- Work to complete -
Write out the complete material exactly as it stands.
/---
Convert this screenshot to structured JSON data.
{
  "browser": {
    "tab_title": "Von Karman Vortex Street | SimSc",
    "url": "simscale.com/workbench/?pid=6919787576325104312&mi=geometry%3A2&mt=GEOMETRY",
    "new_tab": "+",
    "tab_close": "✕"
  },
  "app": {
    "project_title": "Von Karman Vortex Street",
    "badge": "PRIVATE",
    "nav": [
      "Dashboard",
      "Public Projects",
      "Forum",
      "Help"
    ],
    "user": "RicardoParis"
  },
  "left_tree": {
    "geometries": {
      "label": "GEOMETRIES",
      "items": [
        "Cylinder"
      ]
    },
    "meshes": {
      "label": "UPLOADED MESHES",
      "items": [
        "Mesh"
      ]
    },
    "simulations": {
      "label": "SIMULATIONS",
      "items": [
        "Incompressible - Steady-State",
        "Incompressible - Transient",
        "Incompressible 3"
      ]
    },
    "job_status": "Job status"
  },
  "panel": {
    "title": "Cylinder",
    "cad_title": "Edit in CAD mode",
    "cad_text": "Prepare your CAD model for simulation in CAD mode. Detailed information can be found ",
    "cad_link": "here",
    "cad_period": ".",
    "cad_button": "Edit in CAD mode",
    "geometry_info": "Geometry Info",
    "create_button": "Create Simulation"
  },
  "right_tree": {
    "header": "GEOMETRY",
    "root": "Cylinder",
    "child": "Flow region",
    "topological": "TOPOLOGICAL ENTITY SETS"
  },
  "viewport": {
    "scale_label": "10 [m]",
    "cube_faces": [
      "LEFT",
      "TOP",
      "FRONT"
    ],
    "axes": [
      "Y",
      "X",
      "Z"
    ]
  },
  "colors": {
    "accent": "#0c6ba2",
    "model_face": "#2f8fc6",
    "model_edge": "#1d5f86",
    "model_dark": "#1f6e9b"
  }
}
\---
- Solution for this task -
Convert this screenshot to structured JSON data.
{
  "browser": {
    "tab_title": "Von Karman Vortex Street | SimSc",
    "url": "simscale.com/workbench/?pid=6919787576325104312&mi=geometry%3A2&mt=GEOMETRY",
    "new_tab": "+",
    "tab_close": "✕"
  },
  "app": {
    "project_title": "Von Karman Vortex Street",
    "badge": "PRIVATE",
    "nav": [
      "Dashboard",
      "Public Projects",
      "Forum",
      "Help"
    ],
    "user": "RicardoParis"
  },
  "left_tree": {
    "geometries": {
      "label": "GEOMETRIES",
      "items": [
        "Cylinder"
      ]
    },
    "meshes": {
      "label": "UPLOADED MESHES",
      "items": [
        "Mesh"
      ]
    },
    "simulations": {
      "label": "SIMULATIONS",
      "items": [
        "Incompressible - Steady-State",
        "Incompressible - Transient",
        "Incompressible 3"
      ]
    },
    "job_status": "Job status"
  },
  "panel": {
    "title": "Cylinder",
    "cad_title": "Edit in CAD mode",
    "cad_text": "Prepare your CAD model for simulation in CAD mode. Detailed information can be found ",
    "cad_link": "here",
    "cad_period": ".",
    "cad_button": "Edit in CAD mode",
    "geometry_info": "Geometry Info",
    "create_button": "Create Simulation"
  },
  "right_tree": {
    "header": "GEOMETRY",
    "root": "Cylinder",
    "child": "Flow region",
    "topological": "TOPOLOGICAL ENTITY SETS"
  },
  "viewport": {
    "scale_label": "10 [m]",
    "cube_faces": [
      "LEFT",
      "TOP",
      "FRONT"
    ],
    "axes": [
      "Y",
      "X",
      "Z"
    ]
  },
  "colors": {
    "accent": "#0c6ba2",
    "model_face": "#2f8fc6",
    "model_edge": "#1d5f86",
    "model_dark": "#1f6e9b"
  }
}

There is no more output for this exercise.